LISTED ENTRIES>
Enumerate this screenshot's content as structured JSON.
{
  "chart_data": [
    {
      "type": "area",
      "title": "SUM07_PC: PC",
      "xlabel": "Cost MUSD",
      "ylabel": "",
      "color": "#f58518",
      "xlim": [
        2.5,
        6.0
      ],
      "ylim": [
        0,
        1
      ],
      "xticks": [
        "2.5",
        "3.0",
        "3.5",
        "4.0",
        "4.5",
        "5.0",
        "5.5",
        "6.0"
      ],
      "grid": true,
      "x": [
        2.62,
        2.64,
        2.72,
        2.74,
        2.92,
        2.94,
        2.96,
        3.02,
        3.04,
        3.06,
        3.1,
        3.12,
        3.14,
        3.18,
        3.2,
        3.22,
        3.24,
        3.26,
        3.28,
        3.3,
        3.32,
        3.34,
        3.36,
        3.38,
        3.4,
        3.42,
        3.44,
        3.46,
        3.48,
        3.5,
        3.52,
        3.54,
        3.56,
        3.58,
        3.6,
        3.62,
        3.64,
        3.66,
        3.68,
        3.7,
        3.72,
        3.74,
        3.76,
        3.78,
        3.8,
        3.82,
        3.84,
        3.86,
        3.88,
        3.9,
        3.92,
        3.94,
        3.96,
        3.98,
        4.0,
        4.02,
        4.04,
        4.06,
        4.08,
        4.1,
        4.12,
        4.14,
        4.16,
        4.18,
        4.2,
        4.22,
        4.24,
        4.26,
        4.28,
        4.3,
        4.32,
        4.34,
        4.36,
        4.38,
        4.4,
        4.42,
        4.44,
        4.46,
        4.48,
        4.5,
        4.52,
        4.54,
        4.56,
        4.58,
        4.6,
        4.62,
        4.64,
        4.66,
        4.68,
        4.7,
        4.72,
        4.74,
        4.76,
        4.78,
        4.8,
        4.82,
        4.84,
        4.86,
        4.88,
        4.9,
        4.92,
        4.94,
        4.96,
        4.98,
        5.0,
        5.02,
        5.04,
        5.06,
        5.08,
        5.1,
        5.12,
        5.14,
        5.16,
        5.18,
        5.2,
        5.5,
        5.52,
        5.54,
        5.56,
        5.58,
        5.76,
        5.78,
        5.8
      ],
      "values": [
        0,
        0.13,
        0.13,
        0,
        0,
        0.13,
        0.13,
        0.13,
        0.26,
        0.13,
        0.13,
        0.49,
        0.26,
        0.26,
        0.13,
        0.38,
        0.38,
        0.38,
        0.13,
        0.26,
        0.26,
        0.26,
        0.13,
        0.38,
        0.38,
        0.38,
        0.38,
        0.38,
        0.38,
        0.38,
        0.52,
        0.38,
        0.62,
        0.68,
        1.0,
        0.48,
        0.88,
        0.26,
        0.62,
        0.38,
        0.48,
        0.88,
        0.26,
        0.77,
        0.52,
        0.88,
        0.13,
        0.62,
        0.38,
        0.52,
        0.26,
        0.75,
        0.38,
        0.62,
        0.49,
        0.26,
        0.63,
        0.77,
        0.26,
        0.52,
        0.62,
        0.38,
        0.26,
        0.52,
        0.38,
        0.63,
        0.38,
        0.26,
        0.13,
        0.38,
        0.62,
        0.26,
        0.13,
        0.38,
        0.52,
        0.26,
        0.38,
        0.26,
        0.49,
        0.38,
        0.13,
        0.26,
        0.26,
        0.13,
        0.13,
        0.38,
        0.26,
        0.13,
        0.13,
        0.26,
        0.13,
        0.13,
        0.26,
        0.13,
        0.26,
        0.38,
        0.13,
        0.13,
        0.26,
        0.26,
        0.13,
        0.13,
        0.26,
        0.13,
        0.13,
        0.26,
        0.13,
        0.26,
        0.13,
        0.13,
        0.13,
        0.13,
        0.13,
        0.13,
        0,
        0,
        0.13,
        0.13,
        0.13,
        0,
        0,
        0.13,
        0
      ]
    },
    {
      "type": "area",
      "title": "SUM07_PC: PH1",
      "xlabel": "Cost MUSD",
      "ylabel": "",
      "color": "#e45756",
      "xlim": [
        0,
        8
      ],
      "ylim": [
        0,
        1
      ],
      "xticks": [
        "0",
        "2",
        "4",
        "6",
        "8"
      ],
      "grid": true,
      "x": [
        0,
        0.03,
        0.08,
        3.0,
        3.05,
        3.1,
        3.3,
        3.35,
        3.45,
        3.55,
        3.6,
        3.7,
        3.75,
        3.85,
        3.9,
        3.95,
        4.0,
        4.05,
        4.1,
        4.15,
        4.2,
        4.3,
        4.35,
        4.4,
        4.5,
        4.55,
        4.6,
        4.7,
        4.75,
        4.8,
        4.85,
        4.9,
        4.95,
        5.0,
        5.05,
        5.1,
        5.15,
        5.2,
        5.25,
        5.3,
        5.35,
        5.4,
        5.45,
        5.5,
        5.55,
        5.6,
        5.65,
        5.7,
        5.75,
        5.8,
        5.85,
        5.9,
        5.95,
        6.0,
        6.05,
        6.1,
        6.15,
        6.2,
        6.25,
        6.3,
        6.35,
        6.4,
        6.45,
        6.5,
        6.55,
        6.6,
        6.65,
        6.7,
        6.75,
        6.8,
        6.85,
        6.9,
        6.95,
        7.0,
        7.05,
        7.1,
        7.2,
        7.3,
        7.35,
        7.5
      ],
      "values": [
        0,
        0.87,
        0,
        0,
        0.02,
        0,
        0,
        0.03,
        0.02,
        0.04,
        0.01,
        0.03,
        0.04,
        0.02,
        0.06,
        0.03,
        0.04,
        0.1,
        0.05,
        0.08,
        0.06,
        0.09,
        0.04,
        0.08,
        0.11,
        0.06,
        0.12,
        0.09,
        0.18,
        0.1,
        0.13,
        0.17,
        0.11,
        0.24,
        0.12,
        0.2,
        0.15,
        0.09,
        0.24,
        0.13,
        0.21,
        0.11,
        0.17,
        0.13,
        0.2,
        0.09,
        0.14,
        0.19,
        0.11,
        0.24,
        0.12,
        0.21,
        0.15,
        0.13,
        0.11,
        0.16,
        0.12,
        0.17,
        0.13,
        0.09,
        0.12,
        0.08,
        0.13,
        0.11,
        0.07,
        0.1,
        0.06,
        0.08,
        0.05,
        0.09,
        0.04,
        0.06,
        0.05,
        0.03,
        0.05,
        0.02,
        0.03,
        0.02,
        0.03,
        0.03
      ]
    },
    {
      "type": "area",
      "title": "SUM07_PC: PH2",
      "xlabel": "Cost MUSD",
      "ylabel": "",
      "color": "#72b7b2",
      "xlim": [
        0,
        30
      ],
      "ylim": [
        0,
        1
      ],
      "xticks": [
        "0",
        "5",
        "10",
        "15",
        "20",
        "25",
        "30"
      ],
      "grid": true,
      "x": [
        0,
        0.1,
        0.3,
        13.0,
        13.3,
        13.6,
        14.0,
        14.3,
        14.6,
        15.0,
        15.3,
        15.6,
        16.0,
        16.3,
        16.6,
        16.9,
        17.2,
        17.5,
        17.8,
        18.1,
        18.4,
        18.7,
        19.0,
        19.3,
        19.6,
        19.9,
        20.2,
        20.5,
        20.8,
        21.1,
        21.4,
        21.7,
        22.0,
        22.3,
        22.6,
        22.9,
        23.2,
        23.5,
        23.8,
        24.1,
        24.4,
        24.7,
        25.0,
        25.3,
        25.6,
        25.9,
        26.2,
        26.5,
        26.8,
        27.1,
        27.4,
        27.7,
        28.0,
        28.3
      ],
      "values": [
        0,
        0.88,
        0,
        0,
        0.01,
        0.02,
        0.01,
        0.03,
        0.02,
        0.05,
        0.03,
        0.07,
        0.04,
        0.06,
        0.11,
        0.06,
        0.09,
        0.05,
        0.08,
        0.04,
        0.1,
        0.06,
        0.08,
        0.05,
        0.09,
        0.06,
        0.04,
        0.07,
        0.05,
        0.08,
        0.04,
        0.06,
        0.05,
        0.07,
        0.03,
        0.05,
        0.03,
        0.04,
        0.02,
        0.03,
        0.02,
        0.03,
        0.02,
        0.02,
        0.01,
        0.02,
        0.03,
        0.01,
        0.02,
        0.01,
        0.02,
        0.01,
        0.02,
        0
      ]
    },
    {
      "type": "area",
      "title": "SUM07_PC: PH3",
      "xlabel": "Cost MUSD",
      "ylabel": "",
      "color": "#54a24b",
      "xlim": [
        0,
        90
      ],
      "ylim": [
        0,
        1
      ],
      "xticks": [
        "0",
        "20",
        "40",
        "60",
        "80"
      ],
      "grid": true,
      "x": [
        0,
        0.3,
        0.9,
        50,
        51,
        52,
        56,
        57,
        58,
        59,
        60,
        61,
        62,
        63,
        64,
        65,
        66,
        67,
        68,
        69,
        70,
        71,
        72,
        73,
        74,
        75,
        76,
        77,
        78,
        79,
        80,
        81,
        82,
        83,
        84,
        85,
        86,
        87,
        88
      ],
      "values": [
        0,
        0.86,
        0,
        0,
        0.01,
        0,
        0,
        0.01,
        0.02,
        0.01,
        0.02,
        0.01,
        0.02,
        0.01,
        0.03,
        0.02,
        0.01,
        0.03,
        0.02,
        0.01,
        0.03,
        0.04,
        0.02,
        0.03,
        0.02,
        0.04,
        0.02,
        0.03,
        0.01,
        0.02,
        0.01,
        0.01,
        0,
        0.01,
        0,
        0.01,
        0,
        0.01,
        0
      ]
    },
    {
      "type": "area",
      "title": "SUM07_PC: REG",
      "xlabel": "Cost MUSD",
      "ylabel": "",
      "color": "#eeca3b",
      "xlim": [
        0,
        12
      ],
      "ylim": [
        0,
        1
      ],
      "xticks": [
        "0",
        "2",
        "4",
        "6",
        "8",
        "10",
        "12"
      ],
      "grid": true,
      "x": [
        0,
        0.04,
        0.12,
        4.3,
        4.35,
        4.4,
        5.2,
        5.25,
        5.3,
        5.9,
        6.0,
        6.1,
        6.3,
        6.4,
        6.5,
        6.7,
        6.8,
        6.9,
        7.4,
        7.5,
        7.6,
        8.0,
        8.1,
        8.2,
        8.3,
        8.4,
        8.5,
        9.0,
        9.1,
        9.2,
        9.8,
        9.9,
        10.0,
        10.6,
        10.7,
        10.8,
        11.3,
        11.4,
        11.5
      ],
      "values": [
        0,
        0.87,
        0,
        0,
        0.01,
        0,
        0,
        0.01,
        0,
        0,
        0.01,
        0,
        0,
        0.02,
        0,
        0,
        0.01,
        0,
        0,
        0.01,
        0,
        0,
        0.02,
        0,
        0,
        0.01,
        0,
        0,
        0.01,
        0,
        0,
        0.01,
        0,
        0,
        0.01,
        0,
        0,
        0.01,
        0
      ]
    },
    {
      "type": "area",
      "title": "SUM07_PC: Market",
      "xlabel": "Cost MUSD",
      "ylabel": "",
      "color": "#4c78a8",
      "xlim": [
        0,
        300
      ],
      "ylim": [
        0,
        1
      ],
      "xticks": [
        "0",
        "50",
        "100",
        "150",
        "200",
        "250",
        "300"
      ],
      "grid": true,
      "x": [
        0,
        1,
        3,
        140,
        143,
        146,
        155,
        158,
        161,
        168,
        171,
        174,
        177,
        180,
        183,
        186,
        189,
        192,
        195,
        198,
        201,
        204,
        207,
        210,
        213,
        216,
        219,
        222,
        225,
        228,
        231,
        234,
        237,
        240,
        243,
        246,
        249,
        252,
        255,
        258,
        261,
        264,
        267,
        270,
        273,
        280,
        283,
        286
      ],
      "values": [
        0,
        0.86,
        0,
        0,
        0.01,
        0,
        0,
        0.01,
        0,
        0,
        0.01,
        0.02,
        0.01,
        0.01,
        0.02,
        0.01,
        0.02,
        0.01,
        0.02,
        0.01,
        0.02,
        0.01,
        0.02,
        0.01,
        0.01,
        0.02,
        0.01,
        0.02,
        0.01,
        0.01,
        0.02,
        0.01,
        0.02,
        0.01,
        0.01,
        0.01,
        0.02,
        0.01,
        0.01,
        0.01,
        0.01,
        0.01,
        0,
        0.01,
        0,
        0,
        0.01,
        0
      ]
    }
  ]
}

EXERCISE DIRECTIONS> Check each line of the data above for the word "color" and say how many lines contain it, giving nothing besides the number.

COMPLETE RESPONSE> 6